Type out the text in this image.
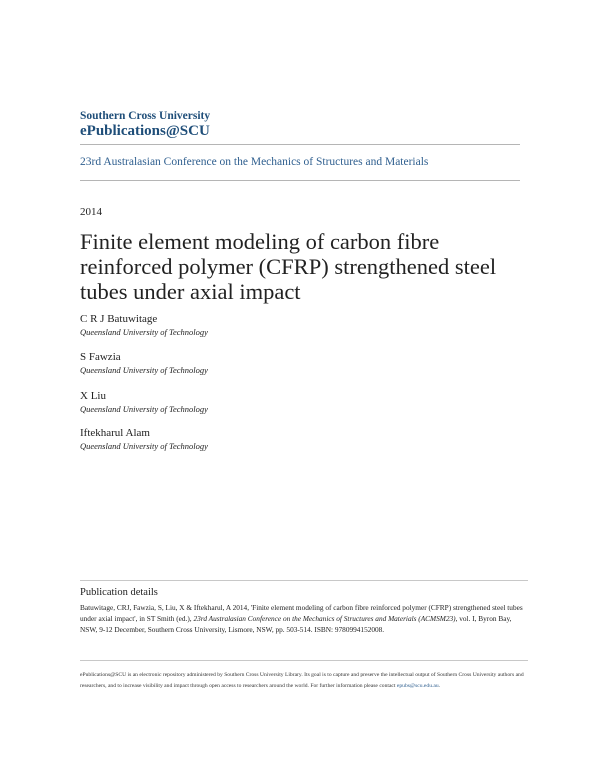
Southern Cross University
ePublications@SCU
23rd Australasian Conference on the Mechanics of Structures and Materials
2014
Finite element modeling of carbon fibre reinforced polymer (CFRP) strengthened steel tubes under axial impact
C R J Batuwitage
Queensland University of Technology
S Fawzia
Queensland University of Technology
X Liu
Queensland University of Technology
Iftekharul Alam
Queensland University of Technology
Publication details

Batuwitage, CRJ, Fawzia, S, Liu, X & Iftekharul, A 2014, 'Finite element modeling of carbon fibre reinforced polymer (CFRP) strengthened steel tubes under axial impact', in ST Smith (ed.), 23rd Australasian Conference on the Mechanics of Structures and Materials (ACMSM23), vol. I, Byron Bay, NSW, 9-12 December, Southern Cross University, Lismore, NSW, pp. 503-514. ISBN: 9780994152008.

ePublications@SCU is an electronic repository administered by Southern Cross University Library. Its goal is to capture and preserve the intellectual output of Southern Cross University authors and researchers, and to increase visibility and impact through open access to researchers around the world. For further information please contact epubs@scu.edu.au.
□ □ □
• Written problem: Skip the pictures and print each record exactly as it stands.

• Exercise result:
Type out the text in this image.
Southern Cross University
ePublications@SCU
23rd Australasian Conference on the Mechanics of Structures and Materials
2014
Finite element modeling of carbon fibre reinforced polymer (CFRP) strengthened steel tubes under axial impact
C R J Batuwitage
Queensland University of Technology
S Fawzia
Queensland University of Technology
X Liu
Queensland University of Technology
Iftekharul Alam
Queensland University of Technology
Publication details

Batuwitage, CRJ, Fawzia, S, Liu, X & Iftekharul, A 2014, 'Finite element modeling of carbon fibre reinforced polymer (CFRP) strengthened steel tubes under axial impact', in ST Smith (ed.), 23rd Australasian Conference on the Mechanics of Structures and Materials (ACMSM23), vol. I, Byron Bay, NSW, 9-12 December, Southern Cross University, Lismore, NSW, pp. 503-514. ISBN: 9780994152008.

ePublications@SCU is an electronic repository administered by Southern Cross University Library. Its goal is to capture and preserve the intellectual output of Southern Cross University authors and researchers, and to increase visibility and impact through open access to researchers around the world. For further information please contact epubs@scu.edu.au.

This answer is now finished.